• **What you are asked to do**: Omit every picture and write out the rest of the records exactly.

====== Records for this exercise ======

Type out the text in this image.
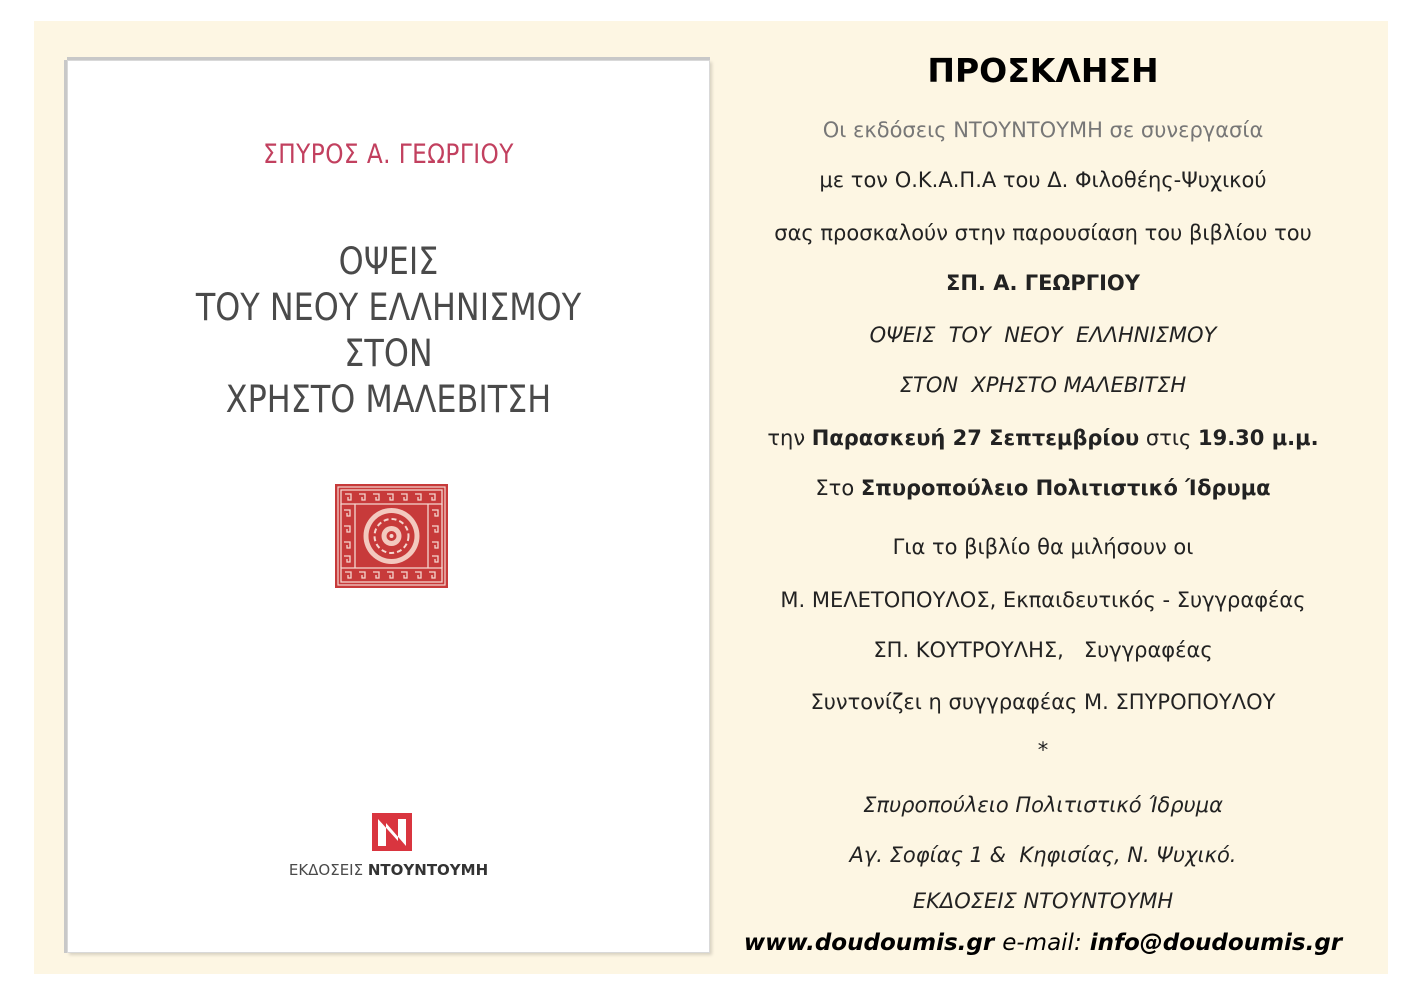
ΣΠΥΡΟΣ Α. ΓΕΩΡΓΙΟΥ
ΟΨΕΙΣ
ΤΟΥ ΝΕΟΥ ΕΛΛΗΝΙΣΜΟΥ
ΣΤΟΝ
ΧΡΗΣΤΟ ΜΑΛΕΒΙΤΣΗ
ΕΚΔΟΣΕΙΣ ΝΤΟΥΝΤΟΥΜΗ
ΠΡΟΣΚΛΗΣΗ
Οι εκδόσεις ΝΤΟΥΝΤΟΥΜΗ σε συνεργασία
με τον Ο.Κ.Α.Π.Α του Δ. Φιλοθέης-Ψυχικού
σας προσκαλούν στην παρουσίαση του βιβλίου του
ΣΠ. Α. ΓΕΩΡΓΙΟΥ
ΟΨΕΙΣ  ΤΟΥ  ΝΕΟΥ  ΕΛΛΗΝΙΣΜΟΥ
ΣΤΟΝ  ΧΡΗΣΤΟ ΜΑΛΕΒΙΤΣΗ
την Παρασκευή 27 Σεπτεμβρίου στις 19.30 μ.μ.
Στο Σπυροπούλειο Πολιτιστικό Ίδρυμα
Για το βιβλίο θα μιλήσουν οι
Μ. ΜΕΛΕΤΟΠΟΥΛΟΣ, Εκπαιδευτικός - Συγγραφέας
ΣΠ. ΚΟΥΤΡΟΥΛΗΣ,   Συγγραφέας
Συντονίζει η συγγραφέας Μ. ΣΠΥΡΟΠΟΥΛΟΥ
*
Σπυροπούλειο Πολιτιστικό Ίδρυμα
Αγ. Σοφίας 1 &  Κηφισίας, Ν. Ψυχικό.
ΕΚΔΟΣΕΙΣ ΝΤΟΥΝΤΟΥΜΗ
www.doudoumis.gr e-mail: info@doudoumis.gr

======

• **Answer to the task**:
Type out the text in this image.
ΣΠΥΡΟΣ Α. ΓΕΩΡΓΙΟΥ
ΟΨΕΙΣ
ΤΟΥ ΝΕΟΥ ΕΛΛΗΝΙΣΜΟΥ
ΣΤΟΝ
ΧΡΗΣΤΟ ΜΑΛΕΒΙΤΣΗ
ΕΚΔΟΣΕΙΣ ΝΤΟΥΝΤΟΥΜΗ
ΠΡΟΣΚΛΗΣΗ
Οι εκδόσεις ΝΤΟΥΝΤΟΥΜΗ σε συνεργασία
με τον Ο.Κ.Α.Π.Α του Δ. Φιλοθέης-Ψυχικού
σας προσκαλούν στην παρουσίαση του βιβλίου του
ΣΠ. Α. ΓΕΩΡΓΙΟΥ
ΟΨΕΙΣ  ΤΟΥ  ΝΕΟΥ  ΕΛΛΗΝΙΣΜΟΥ
ΣΤΟΝ  ΧΡΗΣΤΟ ΜΑΛΕΒΙΤΣΗ
την Παρασκευή 27 Σεπτεμβρίου στις 19.30 μ.μ.
Στο Σπυροπούλειο Πολιτιστικό Ίδρυμα
Για το βιβλίο θα μιλήσουν οι
Μ. ΜΕΛΕΤΟΠΟΥΛΟΣ, Εκπαιδευτικός - Συγγραφέας
ΣΠ. ΚΟΥΤΡΟΥΛΗΣ,   Συγγραφέας
Συντονίζει η συγγραφέας Μ. ΣΠΥΡΟΠΟΥΛΟΥ
*
Σπυροπούλειο Πολιτιστικό Ίδρυμα
Αγ. Σοφίας 1 &  Κηφισίας, Ν. Ψυχικό.
ΕΚΔΟΣΕΙΣ ΝΤΟΥΝΤΟΥΜΗ
www.doudoumis.gr e-mail: info@doudoumis.gr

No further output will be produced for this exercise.